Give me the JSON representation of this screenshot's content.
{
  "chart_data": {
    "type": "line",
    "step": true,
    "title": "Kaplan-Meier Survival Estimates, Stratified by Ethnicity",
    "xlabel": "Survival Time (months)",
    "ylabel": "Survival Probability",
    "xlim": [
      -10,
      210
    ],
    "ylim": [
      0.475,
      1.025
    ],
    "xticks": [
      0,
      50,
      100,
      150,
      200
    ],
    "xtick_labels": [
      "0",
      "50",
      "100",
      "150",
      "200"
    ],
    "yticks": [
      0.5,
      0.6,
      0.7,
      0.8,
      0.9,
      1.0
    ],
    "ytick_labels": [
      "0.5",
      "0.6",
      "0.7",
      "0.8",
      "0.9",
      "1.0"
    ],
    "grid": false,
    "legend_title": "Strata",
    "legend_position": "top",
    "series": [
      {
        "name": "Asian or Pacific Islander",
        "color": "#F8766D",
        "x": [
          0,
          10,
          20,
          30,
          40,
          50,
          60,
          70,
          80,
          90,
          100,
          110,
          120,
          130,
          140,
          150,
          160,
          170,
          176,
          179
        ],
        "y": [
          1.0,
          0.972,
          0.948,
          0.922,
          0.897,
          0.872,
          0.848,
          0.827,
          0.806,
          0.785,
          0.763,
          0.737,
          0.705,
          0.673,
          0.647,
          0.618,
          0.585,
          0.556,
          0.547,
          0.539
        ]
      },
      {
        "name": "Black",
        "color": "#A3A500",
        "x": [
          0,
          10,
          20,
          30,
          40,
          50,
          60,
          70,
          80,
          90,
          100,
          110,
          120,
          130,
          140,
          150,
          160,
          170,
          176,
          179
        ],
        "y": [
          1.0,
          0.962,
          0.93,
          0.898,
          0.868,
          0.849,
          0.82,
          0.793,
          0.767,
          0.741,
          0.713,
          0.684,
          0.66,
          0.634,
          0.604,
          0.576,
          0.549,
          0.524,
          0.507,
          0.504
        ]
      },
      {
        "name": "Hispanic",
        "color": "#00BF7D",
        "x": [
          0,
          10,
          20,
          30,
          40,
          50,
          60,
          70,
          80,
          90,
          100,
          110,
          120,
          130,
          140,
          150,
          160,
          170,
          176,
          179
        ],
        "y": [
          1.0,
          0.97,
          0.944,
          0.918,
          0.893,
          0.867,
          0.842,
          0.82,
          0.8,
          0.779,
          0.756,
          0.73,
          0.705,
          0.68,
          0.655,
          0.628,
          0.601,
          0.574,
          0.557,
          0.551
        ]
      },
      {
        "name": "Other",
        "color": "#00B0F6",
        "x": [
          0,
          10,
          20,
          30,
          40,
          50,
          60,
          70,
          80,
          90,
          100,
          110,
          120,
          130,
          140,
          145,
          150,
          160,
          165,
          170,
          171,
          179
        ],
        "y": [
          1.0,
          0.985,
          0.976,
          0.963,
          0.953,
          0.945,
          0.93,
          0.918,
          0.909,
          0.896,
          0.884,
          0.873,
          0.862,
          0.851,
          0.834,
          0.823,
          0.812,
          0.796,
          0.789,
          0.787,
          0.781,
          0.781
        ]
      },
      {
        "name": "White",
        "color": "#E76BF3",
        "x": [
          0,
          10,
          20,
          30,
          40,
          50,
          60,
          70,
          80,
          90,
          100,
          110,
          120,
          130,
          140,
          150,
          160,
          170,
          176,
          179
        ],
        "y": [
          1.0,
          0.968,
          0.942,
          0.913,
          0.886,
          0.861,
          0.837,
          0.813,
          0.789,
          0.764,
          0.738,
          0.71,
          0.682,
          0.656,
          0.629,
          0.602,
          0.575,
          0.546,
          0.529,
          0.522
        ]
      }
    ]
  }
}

* * * *

_REQUEST_. Go through the records above, find every line with the word "color", and list those lines.

_FULL ANSWER_.
        "color": "#F8766D",
        "color": "#A3A500",
        "color": "#00BF7D",
        "color": "#00B0F6",
        "color": "#E76BF3",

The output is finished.